### Problem 1
Please rewrite the aortic microcalcification results starting at "Intra-observer Repeatability of" and ending at "Supplementary Figure 1).", changing "coefficient of repeatability" to "repeatability coefficient".
### Problem 2
Continue the aortic microcalcification results from the point where the passage stops.

18F-Sodium fluoride uptake was present in the ascending aorta and aortic arch of all twenty patients (Table 1). Uptake was seen in the aortic wall, although the pattern and degree of uptake varied markedly between patients (Figure 3). The AMA method was nearly 5 times quicker to perform than TBR analyses (3.4±0.5 versus 15.1±1.7 min, P<0.0001)
Intra-observer Repeatability of Aortic Microcalcification Activity
The AMA values ranged from 0.91 to 1.51 with a mean of 1.08±0.14. The intra-observer repeatability was excellent (intraclass correlation coefficient 0.98), with mean error 0.00, 95% limits of agreement of − 0.06 to 0.06, and coefficient of repeatability of 0.05. These results are similar to intra-observer repeatability for whole vessel and most diseased segment methods (Table 2, Supplementary Figure 1).
Inter-observer Repeatability of Aortic Microcalcification Activity
The inter-observer repeatability was excellent (intraclass correlation coefficient 0.97) with a mean error of 0.01, narrow 95% limits of agreement of − 0.05 to 0.07, and a coefficient of repeatability of 0.08 (Table 2, Supplementary Figure 2). Again, similar inter-observer repeatabilities were seen for whole vessel and most diseased segment methods (Table 2, Supplementary Figure 2).
Scan-Rescan Reproducibility of Aortic Microcalcification Activity
The AMA method demonstrated very good scan-rescan reproducibility (intraclass correlation coefficient 0.86) with a minimal mean error of 0.00, narrow 95% limits of agreement of − 0.13 to 0.13, and a coefficient of reproducibility of 0.11 (Table 2, Figure 4). The scan-rescan reproducibility of AMA was similar to the whole vessel TBRmean (intraclass correlation coefficient 0.84) and TBRmax (intraclass correlation coefficient 0.86) as well as most diseased segment TBRMDSmean (intraclass correlation coefficient 0.83) and TBRMDSmax (intraclass correlation coefficient 0.90, Table 2 and Figure 4).
Scan-rescan reproducibility was unaffected by correction for either the time from radiotracer injection to PET imaging or aortic motion during the cardiac cycle (Table 3). The AMA scores were highly co-linear with the other methods, particularly TBRmax (Supplementary Figure 5).

### Given records

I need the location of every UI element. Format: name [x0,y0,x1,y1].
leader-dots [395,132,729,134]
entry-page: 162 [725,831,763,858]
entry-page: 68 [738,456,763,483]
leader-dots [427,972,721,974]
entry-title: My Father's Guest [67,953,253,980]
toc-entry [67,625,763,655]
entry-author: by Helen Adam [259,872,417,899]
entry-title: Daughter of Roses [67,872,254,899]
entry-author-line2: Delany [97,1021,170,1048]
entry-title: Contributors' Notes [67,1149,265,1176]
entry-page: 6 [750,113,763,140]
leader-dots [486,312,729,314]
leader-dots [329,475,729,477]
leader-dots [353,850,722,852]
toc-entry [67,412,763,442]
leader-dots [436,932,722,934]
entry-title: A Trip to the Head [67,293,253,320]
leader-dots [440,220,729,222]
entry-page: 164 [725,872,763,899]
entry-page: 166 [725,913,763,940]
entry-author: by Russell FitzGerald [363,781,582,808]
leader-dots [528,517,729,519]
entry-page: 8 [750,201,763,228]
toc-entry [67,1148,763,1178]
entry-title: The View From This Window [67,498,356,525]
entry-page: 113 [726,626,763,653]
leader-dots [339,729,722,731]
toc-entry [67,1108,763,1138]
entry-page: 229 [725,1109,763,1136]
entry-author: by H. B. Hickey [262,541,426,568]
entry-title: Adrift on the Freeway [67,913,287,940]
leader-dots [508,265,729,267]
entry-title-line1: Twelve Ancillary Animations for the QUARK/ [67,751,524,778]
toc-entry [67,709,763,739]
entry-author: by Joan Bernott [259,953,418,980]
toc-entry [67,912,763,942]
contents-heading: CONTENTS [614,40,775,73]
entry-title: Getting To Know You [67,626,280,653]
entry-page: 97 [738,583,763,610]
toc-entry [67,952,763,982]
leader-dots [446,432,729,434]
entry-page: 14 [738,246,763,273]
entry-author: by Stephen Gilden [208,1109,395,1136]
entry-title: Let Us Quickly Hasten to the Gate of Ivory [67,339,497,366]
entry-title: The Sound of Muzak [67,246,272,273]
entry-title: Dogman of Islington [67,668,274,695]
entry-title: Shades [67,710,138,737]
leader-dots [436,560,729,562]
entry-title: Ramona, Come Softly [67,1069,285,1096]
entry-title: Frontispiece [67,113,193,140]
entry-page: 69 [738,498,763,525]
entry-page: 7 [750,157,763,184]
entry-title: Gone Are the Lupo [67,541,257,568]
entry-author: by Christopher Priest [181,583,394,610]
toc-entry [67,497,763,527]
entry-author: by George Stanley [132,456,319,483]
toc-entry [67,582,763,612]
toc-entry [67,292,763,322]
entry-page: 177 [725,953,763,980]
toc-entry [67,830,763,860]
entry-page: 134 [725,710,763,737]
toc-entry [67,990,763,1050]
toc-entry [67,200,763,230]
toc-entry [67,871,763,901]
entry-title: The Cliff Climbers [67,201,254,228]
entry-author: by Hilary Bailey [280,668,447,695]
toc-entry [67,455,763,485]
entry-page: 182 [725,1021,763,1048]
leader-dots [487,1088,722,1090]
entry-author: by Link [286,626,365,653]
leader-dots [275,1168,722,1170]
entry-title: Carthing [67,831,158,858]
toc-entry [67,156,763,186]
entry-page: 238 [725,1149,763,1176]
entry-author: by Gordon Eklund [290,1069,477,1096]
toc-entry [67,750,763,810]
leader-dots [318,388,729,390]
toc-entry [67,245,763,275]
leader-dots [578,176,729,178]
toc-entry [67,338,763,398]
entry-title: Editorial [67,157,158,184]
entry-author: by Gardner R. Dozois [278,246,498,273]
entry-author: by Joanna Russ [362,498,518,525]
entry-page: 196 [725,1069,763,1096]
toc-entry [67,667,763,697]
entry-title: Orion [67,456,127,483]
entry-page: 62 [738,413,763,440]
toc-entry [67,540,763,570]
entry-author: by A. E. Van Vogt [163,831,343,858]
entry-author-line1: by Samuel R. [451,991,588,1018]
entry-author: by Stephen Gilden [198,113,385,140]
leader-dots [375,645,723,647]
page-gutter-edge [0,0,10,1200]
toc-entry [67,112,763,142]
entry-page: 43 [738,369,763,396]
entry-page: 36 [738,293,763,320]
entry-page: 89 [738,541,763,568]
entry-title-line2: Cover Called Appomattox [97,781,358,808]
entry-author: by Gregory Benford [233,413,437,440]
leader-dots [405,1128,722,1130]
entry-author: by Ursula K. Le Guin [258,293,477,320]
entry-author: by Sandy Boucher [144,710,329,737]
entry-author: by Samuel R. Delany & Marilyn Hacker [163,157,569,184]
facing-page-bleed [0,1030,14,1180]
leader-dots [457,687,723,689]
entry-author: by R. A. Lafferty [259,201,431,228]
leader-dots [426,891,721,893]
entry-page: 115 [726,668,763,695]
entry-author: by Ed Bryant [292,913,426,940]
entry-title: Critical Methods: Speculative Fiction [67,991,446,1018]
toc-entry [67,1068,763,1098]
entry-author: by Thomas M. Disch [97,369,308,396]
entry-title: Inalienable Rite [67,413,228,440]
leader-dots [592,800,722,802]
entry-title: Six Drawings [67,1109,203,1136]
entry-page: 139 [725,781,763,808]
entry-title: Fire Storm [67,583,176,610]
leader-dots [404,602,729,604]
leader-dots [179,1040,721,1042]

### Response box 1
Intra-observer Repeatability of Aortic Microcalcification Activity
The AMA values ranged from 0.91 to 1.51 with a mean of 1.08±0.14. The intra-observer repeatability was excellent (intraclass correlation coefficient 0.98), with mean error 0.00, 95% limits of agreement of − 0.06 to 0.06, and repeatability coefficient of 0.05. These results are similar to intra-observer repeatability for whole vessel and most diseased segment methods (Table 2, Supplementary Figure 1).

### Response box 2
Correlation to Clinical Risk Score for Stroke
There was a moderate and positive correlation between AMA and the Framingham stroke risk score (R = 0.50, P = 0.03, Figure 5), Revised Framingham stroke risk score (R = 0.44, P = 0.05) and Framingham risk Score for hard coronary (R = 0.44, P = 0.05, Table 4). Apparent weaker associations were observed between the other PET measures and Framingham stroke risk score (Figure 5) and revised Framingham stroke risk score (Table 4). As well as AMA, most diseased segment TBRmax demonstrated a moderate correlation with Framingham risk score for hard coronary heart disease (R = 0.48, P = 0.03). No risk scores correlated with the American College of Cardiology/American Heart Association atherosclerotic cardiovascular score (ACC/AHA ASCVD, Table 4).
Molecular imaging techniques are increasingly being used for investigating disease activity in the cardiovascular system. We describe a novel method, AMA, which quantifies 18F-NaF across both the ascending aorta and aortic arch, providing a measure of overall burden of disease activity in these vessels. We demonstrate this method as being highly reproducible and more time efficient than the whole vessel technique. Moreover, it can be performed with a non-contrast CT, and does not require advanced post-processing techniques, such as motion or time-delay correction, making it potentially more widely applicable. Finally, out of all methods assessed, AMA had the strongest correlation with Framingham stroke risk score and the revised Framingham stroke risk score. These results pave the way for future research investigating whether AMA holds advantages in terms of tracking disease progression and response to therapy as well as improving the prognostic performance of aortic PET.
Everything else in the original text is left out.